++++ AVAILABLE RECORDS

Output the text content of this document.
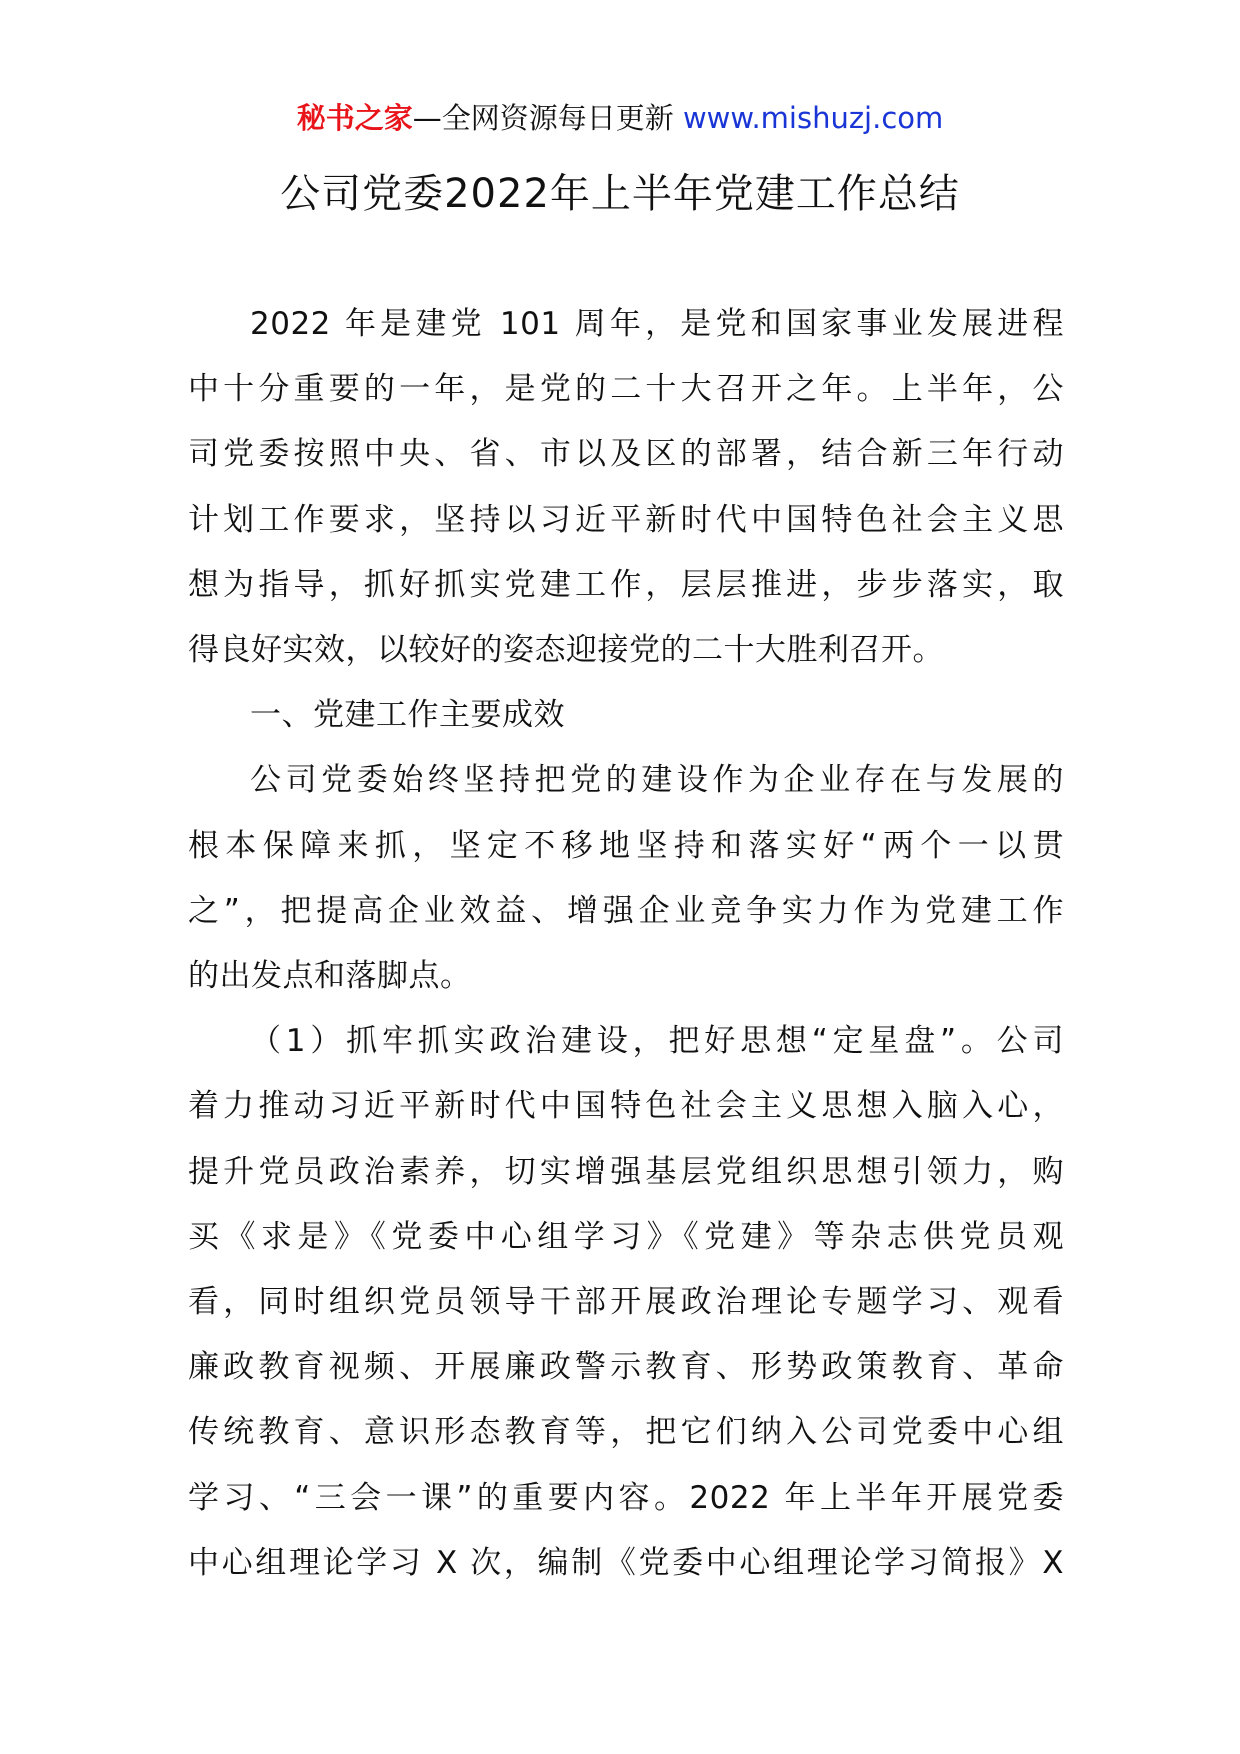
秘书之家—全网资源每日更新 www.mishuzj.com
公司党委2022年上半年党建工作总结

2022 年是建党 101 周年，是党和国家事业发展进程

中十分重要的一年，是党的二十大召开之年。上半年，公
司党委按照中央、省、市以及区的部署，结合新三年行动
计划工作要求，坚持以习近平新时代中国特色社会主义思
想为指导，抓好抓实党建工作，层层推进，步步落实，取

得良好实效，以较好的姿态迎接党的二十大胜利召开。

一、党建工作主要成效

公司党委始终坚持把党的建设作为企业存在与发展的

根本保障来抓，坚定不移地坚持和落实好“两个一以贯
之”，把提高企业效益、增强企业竞争实力作为党建工作

的出发点和落脚点。

（1）抓牢抓实政治建设，把好思想“定星盘”。公司

着力推动习近平新时代中国特色社会主义思想入脑入心，
提升党员政治素养，切实增强基层党组织思想引领力，购
买《求是》《党委中心组学习》《党建》等杂志供党员观
看，同时组织党员领导干部开展政治理论专题学习、观看
廉政教育视频、开展廉政警示教育、形势政策教育、革命
传统教育、意识形态教育等，把它们纳入公司党委中心组
学习、“三会一课”的重要内容。2022 年上半年开展党委
中心组理论学习 X 次，编制《党委中心组理论学习简报》X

++++++++

## GIVEN EXERCISE
Without including any pictures, please restate all the records exactly.

## EXERCISE ANSWER
Output the text content of this document.
秘书之家—全网资源每日更新 www.mishuzj.com
公司党委2022年上半年党建工作总结

2022 年是建党 101 周年，是党和国家事业发展进程

中十分重要的一年，是党的二十大召开之年。上半年，公
司党委按照中央、省、市以及区的部署，结合新三年行动
计划工作要求，坚持以习近平新时代中国特色社会主义思
想为指导，抓好抓实党建工作，层层推进，步步落实，取

得良好实效，以较好的姿态迎接党的二十大胜利召开。

一、党建工作主要成效

公司党委始终坚持把党的建设作为企业存在与发展的

根本保障来抓，坚定不移地坚持和落实好“两个一以贯
之”，把提高企业效益、增强企业竞争实力作为党建工作

的出发点和落脚点。

（1）抓牢抓实政治建设，把好思想“定星盘”。公司

着力推动习近平新时代中国特色社会主义思想入脑入心，
提升党员政治素养，切实增强基层党组织思想引领力，购
买《求是》《党委中心组学习》《党建》等杂志供党员观
看，同时组织党员领导干部开展政治理论专题学习、观看
廉政教育视频、开展廉政警示教育、形势政策教育、革命
传统教育、意识形态教育等，把它们纳入公司党委中心组
学习、“三会一课”的重要内容。2022 年上半年开展党委
中心组理论学习 X 次，编制《党委中心组理论学习简报》X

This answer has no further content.